### Stated task
A partial copy is required: transcribe exactly the lines from the one containing "Type out the text in this image." through the last line below, without any pictures.

Collection entries
+ + + + +
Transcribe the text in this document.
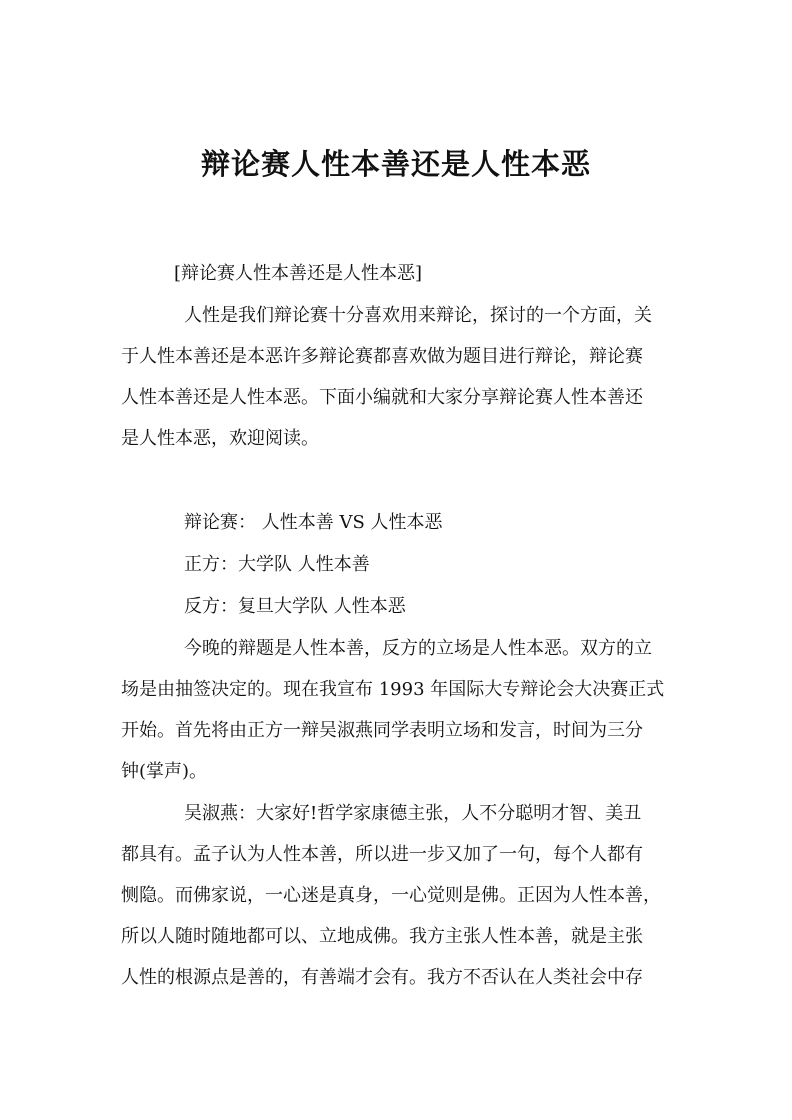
辩论赛人性本善还是人性本恶

[辩论赛人性本善还是人性本恶]

人性是我们辩论赛十分喜欢用来辩论，探讨的一个方面，关

于人性本善还是本恶许多辩论赛都喜欢做为题目进行辩论，辩论赛

人性本善还是人性本恶。下面小编就和大家分享辩论赛人性本善还

是人性本恶，欢迎阅读。

辩论赛： 人性本善 VS 人性本恶

正方：大学队 人性本善

反方：复旦大学队 人性本恶

今晚的辩题是人性本善，反方的立场是人性本恶。双方的立

场是由抽签决定的。现在我宣布 1993 年国际大专辩论会大决赛正式

开始。首先将由正方一辩吴淑燕同学表明立场和发言，时间为三分

钟(掌声)。

吴淑燕：大家好!哲学家康德主张，人不分聪明才智、美丑

都具有。孟子认为人性本善，所以进一步又加了一句，每个人都有

恻隐。而佛家说，一心迷是真身，一心觉则是佛。正因为人性本善，

所以人随时随地都可以、立地成佛。我方主张人性本善，就是主张

人性的根源点是善的，有善端才会有。我方不否认在人类社会中存
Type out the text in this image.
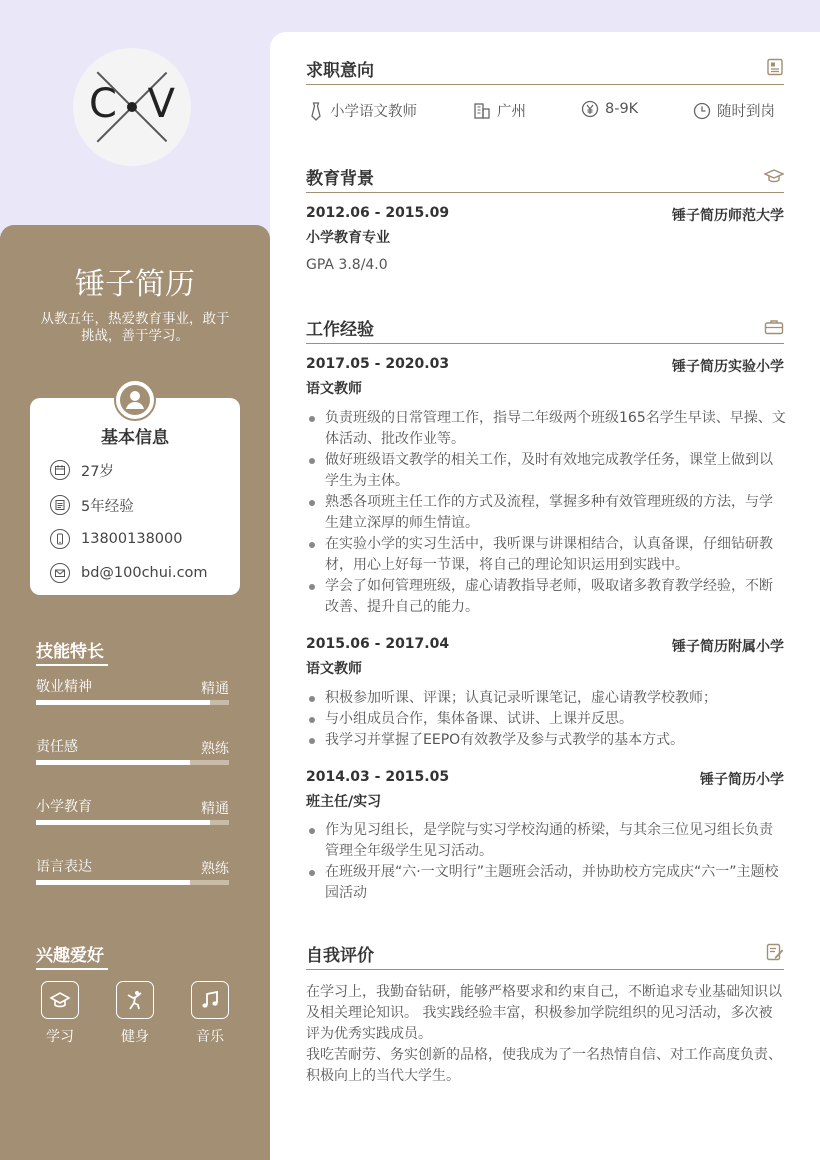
C V
锤子简历
从教五年，热爱教育事业，敢于挑战，善于学习。
基本信息
27岁
5年经验
13800138000
bd@100chui.com
技能特长
敬业精神	精通
责任感	熟练
小学教育	精通
语言表达	熟练
兴趣爱好
学习	健身	音乐
求职意向
小学语文教师	广州	8-9K	随时到岗
教育背景
2012.06 - 2015.09	锤子简历师范大学
小学教育专业
GPA 3.8/4.0
工作经验
2017.05 - 2020.03	锤子简历实验小学
语文教师
负责班级的日常管理工作，指导二年级两个班级165名学生早读、早操、文体活动、批改作业等。
做好班级语文教学的相关工作，及时有效地完成教学任务，课堂上做到以学生为主体。
熟悉各项班主任工作的方式及流程，掌握多种有效管理班级的方法，与学生建立深厚的师生情谊。
在实验小学的实习生活中，我听课与讲课相结合，认真备课，仔细钻研教材，用心上好每一节课，将自己的理论知识运用到实践中。
学会了如何管理班级，虚心请教指导老师，吸取诸多教育教学经验，不断改善、提升自己的能力。
2015.06 - 2017.04	锤子简历附属小学
语文教师
积极参加听课、评课；认真记录听课笔记，虚心请教学校教师；
与小组成员合作，集体备课、试讲、上课并反思。
我学习并掌握了EEPO有效教学及参与式教学的基本方式。
2014.03 - 2015.05	锤子简历小学
班主任/实习
作为见习组长，是学院与实习学校沟通的桥梁，与其余三位见习组长负责管理全年级学生见习活动。
在班级开展“六·一文明行”主题班会活动，并协助校方完成庆“六一”主题校园活动
自我评价
在学习上，我勤奋钻研，能够严格要求和约束自己，不断追求专业基础知识以及相关理论知识。 我实践经验丰富，积极参加学院组织的见习活动，多次被评为优秀实践成员。
我吃苦耐劳、务实创新的品格，使我成为了一名热情自信、对工作高度负责、积极向上的当代大学生。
+ + + + +
### Finished answer
Type out the text in this image.
C V
锤子简历
从教五年，热爱教育事业，敢于挑战，善于学习。
基本信息
27岁
5年经验
13800138000
bd@100chui.com
技能特长
敬业精神	精通
责任感	熟练
小学教育	精通
语言表达	熟练
兴趣爱好
学习	健身	音乐
求职意向
小学语文教师	广州	8-9K	随时到岗
教育背景
2012.06 - 2015.09	锤子简历师范大学
小学教育专业
GPA 3.8/4.0
工作经验
2017.05 - 2020.03	锤子简历实验小学
语文教师
负责班级的日常管理工作，指导二年级两个班级165名学生早读、早操、文体活动、批改作业等。
做好班级语文教学的相关工作，及时有效地完成教学任务，课堂上做到以学生为主体。
熟悉各项班主任工作的方式及流程，掌握多种有效管理班级的方法，与学生建立深厚的师生情谊。
在实验小学的实习生活中，我听课与讲课相结合，认真备课，仔细钻研教材，用心上好每一节课，将自己的理论知识运用到实践中。
学会了如何管理班级，虚心请教指导老师，吸取诸多教育教学经验，不断改善、提升自己的能力。
2015.06 - 2017.04	锤子简历附属小学
语文教师
积极参加听课、评课；认真记录听课笔记，虚心请教学校教师；
与小组成员合作，集体备课、试讲、上课并反思。
我学习并掌握了EEPO有效教学及参与式教学的基本方式。
2014.03 - 2015.05	锤子简历小学
班主任/实习
作为见习组长，是学院与实习学校沟通的桥梁，与其余三位见习组长负责管理全年级学生见习活动。
在班级开展“六·一文明行”主题班会活动，并协助校方完成庆“六一”主题校园活动
自我评价
在学习上，我勤奋钻研，能够严格要求和约束自己，不断追求专业基础知识以及相关理论知识。 我实践经验丰富，积极参加学院组织的见习活动，多次被评为优秀实践成员。
我吃苦耐劳、务实创新的品格，使我成为了一名热情自信、对工作高度负责、积极向上的当代大学生。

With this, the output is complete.